[start of The records]

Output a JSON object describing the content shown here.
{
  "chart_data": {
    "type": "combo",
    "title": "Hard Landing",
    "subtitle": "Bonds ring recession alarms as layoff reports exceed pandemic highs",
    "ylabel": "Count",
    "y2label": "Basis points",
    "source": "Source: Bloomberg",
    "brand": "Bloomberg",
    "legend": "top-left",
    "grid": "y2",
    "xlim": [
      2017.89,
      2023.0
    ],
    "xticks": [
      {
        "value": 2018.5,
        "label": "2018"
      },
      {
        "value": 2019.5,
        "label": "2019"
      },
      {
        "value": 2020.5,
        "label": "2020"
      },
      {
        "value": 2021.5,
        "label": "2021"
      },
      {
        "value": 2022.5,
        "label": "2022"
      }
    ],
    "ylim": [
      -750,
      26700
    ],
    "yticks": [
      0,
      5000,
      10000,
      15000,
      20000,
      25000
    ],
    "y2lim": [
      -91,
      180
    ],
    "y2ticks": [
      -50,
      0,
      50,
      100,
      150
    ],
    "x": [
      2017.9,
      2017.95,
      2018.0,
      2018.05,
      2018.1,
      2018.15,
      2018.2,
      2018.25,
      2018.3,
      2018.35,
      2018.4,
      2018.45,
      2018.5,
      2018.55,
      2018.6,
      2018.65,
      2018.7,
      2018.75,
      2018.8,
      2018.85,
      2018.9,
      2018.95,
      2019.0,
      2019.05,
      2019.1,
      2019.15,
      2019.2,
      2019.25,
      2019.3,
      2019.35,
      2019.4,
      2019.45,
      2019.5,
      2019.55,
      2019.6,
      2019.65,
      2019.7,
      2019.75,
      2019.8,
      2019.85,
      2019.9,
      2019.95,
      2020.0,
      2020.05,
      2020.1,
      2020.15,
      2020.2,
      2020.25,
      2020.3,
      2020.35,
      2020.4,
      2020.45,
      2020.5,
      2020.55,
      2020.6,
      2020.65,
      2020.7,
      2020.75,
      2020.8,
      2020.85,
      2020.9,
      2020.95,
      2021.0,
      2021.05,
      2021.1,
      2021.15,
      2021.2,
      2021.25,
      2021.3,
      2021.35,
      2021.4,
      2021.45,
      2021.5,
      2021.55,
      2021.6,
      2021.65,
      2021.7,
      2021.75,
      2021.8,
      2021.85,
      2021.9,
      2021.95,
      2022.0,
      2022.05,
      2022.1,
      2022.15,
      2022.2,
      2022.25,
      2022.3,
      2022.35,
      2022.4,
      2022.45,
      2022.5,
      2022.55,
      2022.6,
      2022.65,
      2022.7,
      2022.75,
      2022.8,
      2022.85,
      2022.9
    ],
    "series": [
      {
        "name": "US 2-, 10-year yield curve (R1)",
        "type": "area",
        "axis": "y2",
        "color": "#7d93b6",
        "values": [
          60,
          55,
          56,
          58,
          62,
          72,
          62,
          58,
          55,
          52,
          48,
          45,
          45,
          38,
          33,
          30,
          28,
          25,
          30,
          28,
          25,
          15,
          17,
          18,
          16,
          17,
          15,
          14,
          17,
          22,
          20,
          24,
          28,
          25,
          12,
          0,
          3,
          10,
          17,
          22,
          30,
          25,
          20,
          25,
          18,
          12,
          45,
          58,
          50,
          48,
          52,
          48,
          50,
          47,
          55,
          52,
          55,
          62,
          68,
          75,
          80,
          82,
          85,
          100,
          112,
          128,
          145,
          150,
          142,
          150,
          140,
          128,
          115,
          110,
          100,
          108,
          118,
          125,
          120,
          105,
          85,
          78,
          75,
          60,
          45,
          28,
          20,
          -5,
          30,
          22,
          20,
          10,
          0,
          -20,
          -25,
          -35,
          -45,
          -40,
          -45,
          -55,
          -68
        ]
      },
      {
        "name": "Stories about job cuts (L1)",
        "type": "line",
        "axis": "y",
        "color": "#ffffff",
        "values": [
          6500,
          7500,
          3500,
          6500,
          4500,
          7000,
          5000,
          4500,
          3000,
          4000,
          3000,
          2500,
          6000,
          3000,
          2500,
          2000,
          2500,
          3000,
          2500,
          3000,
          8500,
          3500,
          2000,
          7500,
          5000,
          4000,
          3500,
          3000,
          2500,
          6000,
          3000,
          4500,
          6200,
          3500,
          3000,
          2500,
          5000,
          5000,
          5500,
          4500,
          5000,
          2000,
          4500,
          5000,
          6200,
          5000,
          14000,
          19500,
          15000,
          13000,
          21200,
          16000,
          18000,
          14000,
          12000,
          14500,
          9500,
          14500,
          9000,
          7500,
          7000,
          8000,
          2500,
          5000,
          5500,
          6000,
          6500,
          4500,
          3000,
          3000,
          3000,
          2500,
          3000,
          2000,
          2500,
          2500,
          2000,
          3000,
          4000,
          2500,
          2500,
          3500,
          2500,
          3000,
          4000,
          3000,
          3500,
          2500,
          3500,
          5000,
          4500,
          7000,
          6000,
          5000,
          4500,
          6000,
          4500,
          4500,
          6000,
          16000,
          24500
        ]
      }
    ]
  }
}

[end of The records]

◆ Description of the task
Reproduce the data shown above exactly.

◆ Written reply
Output a JSON object describing the content shown here.
{
  "chart_data": {
    "type": "combo",
    "title": "Hard Landing",
    "subtitle": "Bonds ring recession alarms as layoff reports exceed pandemic highs",
    "ylabel": "Count",
    "y2label": "Basis points",
    "source": "Source: Bloomberg",
    "brand": "Bloomberg",
    "legend": "top-left",
    "grid": "y2",
    "xlim": [
      2017.89,
      2023.0
    ],
    "xticks": [
      {
        "value": 2018.5,
        "label": "2018"
      },
      {
        "value": 2019.5,
        "label": "2019"
      },
      {
        "value": 2020.5,
        "label": "2020"
      },
      {
        "value": 2021.5,
        "label": "2021"
      },
      {
        "value": 2022.5,
        "label": "2022"
      }
    ],
    "ylim": [
      -750,
      26700
    ],
    "yticks": [
      0,
      5000,
      10000,
      15000,
      20000,
      25000
    ],
    "y2lim": [
      -91,
      180
    ],
    "y2ticks": [
      -50,
      0,
      50,
      100,
      150
    ],
    "x": [
      2017.9,
      2017.95,
      2018.0,
      2018.05,
      2018.1,
      2018.15,
      2018.2,
      2018.25,
      2018.3,
      2018.35,
      2018.4,
      2018.45,
      2018.5,
      2018.55,
      2018.6,
      2018.65,
      2018.7,
      2018.75,
      2018.8,
      2018.85,
      2018.9,
      2018.95,
      2019.0,
      2019.05,
      2019.1,
      2019.15,
      2019.2,
      2019.25,
      2019.3,
      2019.35,
      2019.4,
      2019.45,
      2019.5,
      2019.55,
      2019.6,
      2019.65,
      2019.7,
      2019.75,
      2019.8,
      2019.85,
      2019.9,
      2019.95,
      2020.0,
      2020.05,
      2020.1,
      2020.15,
      2020.2,
      2020.25,
      2020.3,
      2020.35,
      2020.4,
      2020.45,
      2020.5,
      2020.55,
      2020.6,
      2020.65,
      2020.7,
      2020.75,
      2020.8,
      2020.85,
      2020.9,
      2020.95,
      2021.0,
      2021.05,
      2021.1,
      2021.15,
      2021.2,
      2021.25,
      2021.3,
      2021.35,
      2021.4,
      2021.45,
      2021.5,
      2021.55,
      2021.6,
      2021.65,
      2021.7,
      2021.75,
      2021.8,
      2021.85,
      2021.9,
      2021.95,
      2022.0,
      2022.05,
      2022.1,
      2022.15,
      2022.2,
      2022.25,
      2022.3,
      2022.35,
      2022.4,
      2022.45,
      2022.5,
      2022.55,
      2022.6,
      2022.65,
      2022.7,
      2022.75,
      2022.8,
      2022.85,
      2022.9
    ],
    "series": [
      {
        "name": "US 2-, 10-year yield curve (R1)",
        "type": "area",
        "axis": "y2",
        "color": "#7d93b6",
        "values": [
          60,
          55,
          56,
          58,
          62,
          72,
          62,
          58,
          55,
          52,
          48,
          45,
          45,
          38,
          33,
          30,
          28,
          25,
          30,
          28,
          25,
          15,
          17,
          18,
          16,
          17,
          15,
          14,
          17,
          22,
          20,
          24,
          28,
          25,
          12,
          0,
          3,
          10,
          17,
          22,
          30,
          25,
          20,
          25,
          18,
          12,
          45,
          58,
          50,
          48,
          52,
          48,
          50,
          47,
          55,
          52,
          55,
          62,
          68,
          75,
          80,
          82,
          85,
          100,
          112,
          128,
          145,
          150,
          142,
          150,
          140,
          128,
          115,
          110,
          100,
          108,
          118,
          125,
          120,
          105,
          85,
          78,
          75,
          60,
          45,
          28,
          20,
          -5,
          30,
          22,
          20,
          10,
          0,
          -20,
          -25,
          -35,
          -45,
          -40,
          -45,
          -55,
          -68
        ]
      },
      {
        "name": "Stories about job cuts (L1)",
        "type": "line",
        "axis": "y",
        "color": "#ffffff",
        "values": [
          6500,
          7500,
          3500,
          6500,
          4500,
          7000,
          5000,
          4500,
          3000,
          4000,
          3000,
          2500,
          6000,
          3000,
          2500,
          2000,
          2500,
          3000,
          2500,
          3000,
          8500,
          3500,
          2000,
          7500,
          5000,
          4000,
          3500,
          3000,
          2500,
          6000,
          3000,
          4500,
          6200,
          3500,
          3000,
          2500,
          5000,
          5000,
          5500,
          4500,
          5000,
          2000,
          4500,
          5000,
          6200,
          5000,
          14000,
          19500,
          15000,
          13000,
          21200,
          16000,
          18000,
          14000,
          12000,
          14500,
          9500,
          14500,
          9000,
          7500,
          7000,
          8000,
          2500,
          5000,
          5500,
          6000,
          6500,
          4500,
          3000,
          3000,
          3000,
          2500,
          3000,
          2000,
          2500,
          2500,
          2000,
          3000,
          4000,
          2500,
          2500,
          3500,
          2500,
          3000,
          4000,
          3000,
          3500,
          2500,
          3500,
          5000,
          4500,
          7000,
          6000,
          5000,
          4500,
          6000,
          4500,
          4500,
          6000,
          16000,
          24500
        ]
      }
    ]
  }
}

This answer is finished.